The request: Single out the lines that include the word "within". Copy them.
--- start ---
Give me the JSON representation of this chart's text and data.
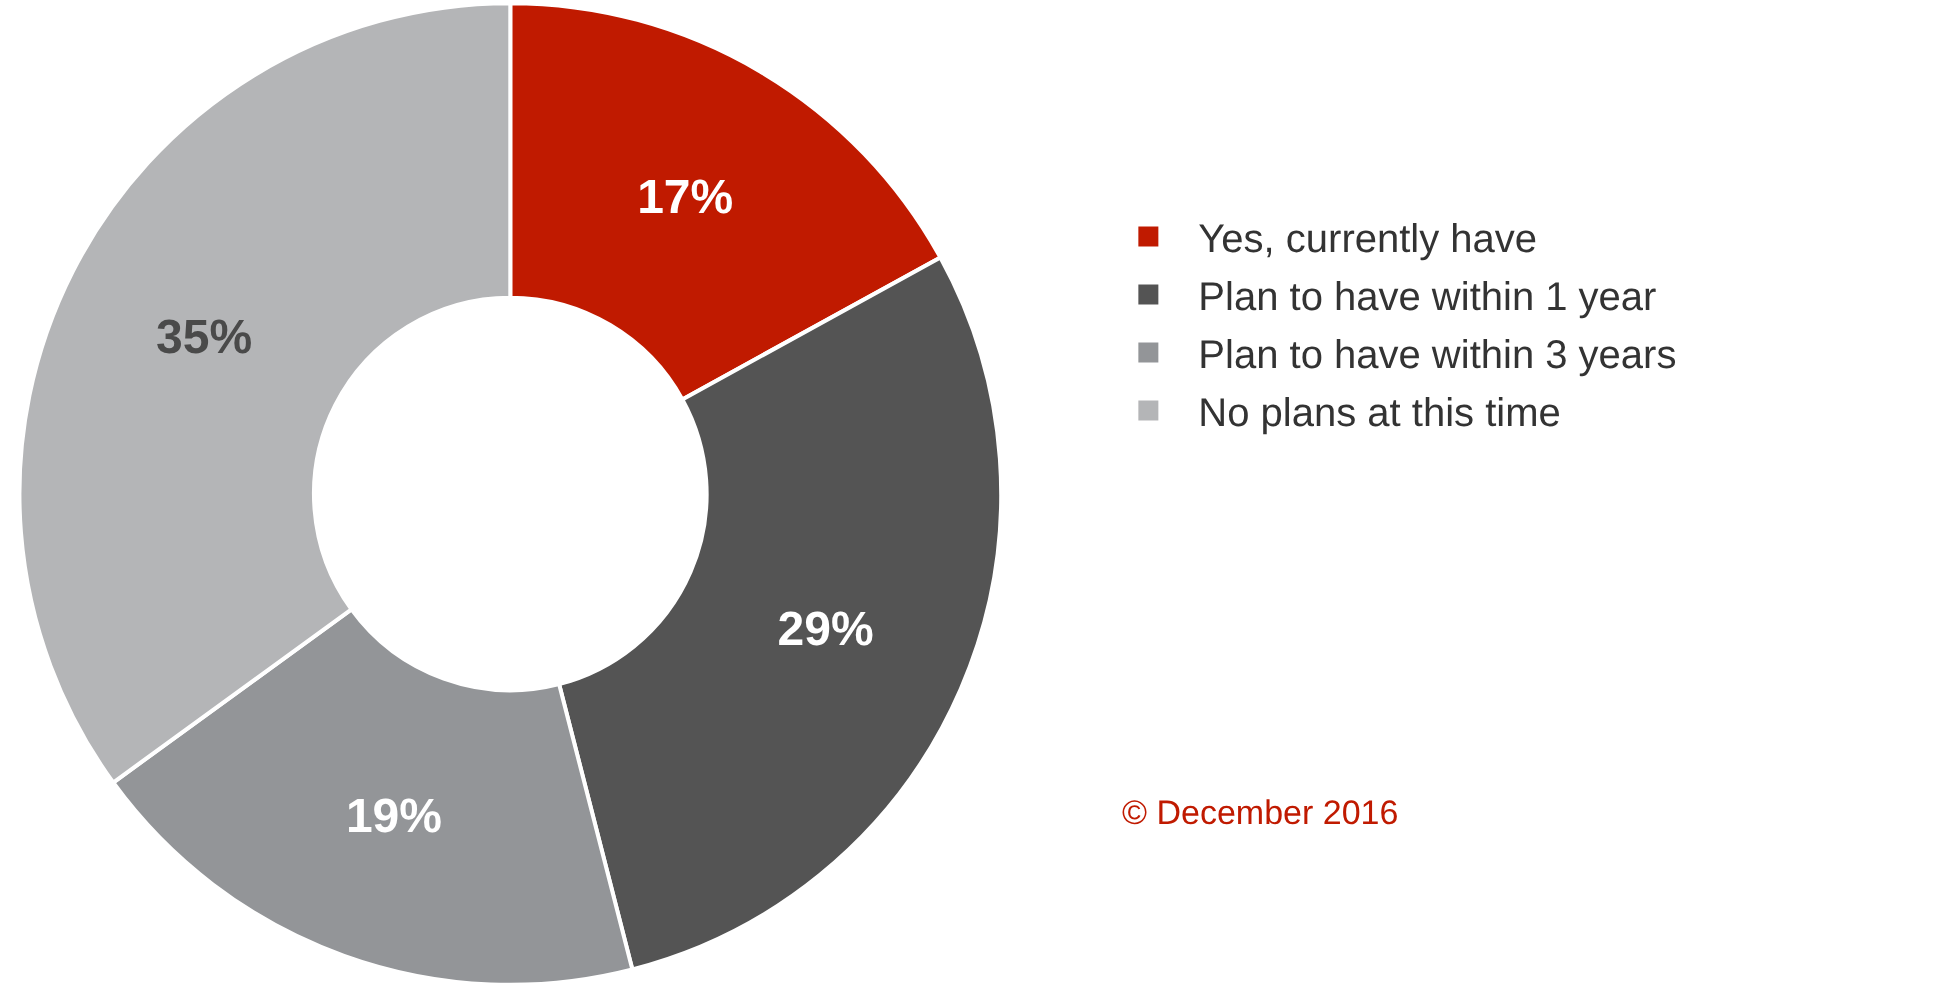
{
  "chart_data": {
    "type": "donut",
    "categories": [
      "Yes, currently have",
      "Plan to have within 1 year",
      "Plan to have within 3 years",
      "No plans at this time"
    ],
    "values": [
      17,
      29,
      19,
      35
    ],
    "colors": [
      "#c01a00",
      "#545454",
      "#939598",
      "#b4b5b7"
    ],
    "value_labels": [
      "17%",
      "29%",
      "19%",
      "35%"
    ],
    "legend": "right",
    "annotations": [
      "© December 2016"
    ]
  }
}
--- end ---
Solution for this problem:
      "Plan to have within 1 year",
      "Plan to have within 3 years",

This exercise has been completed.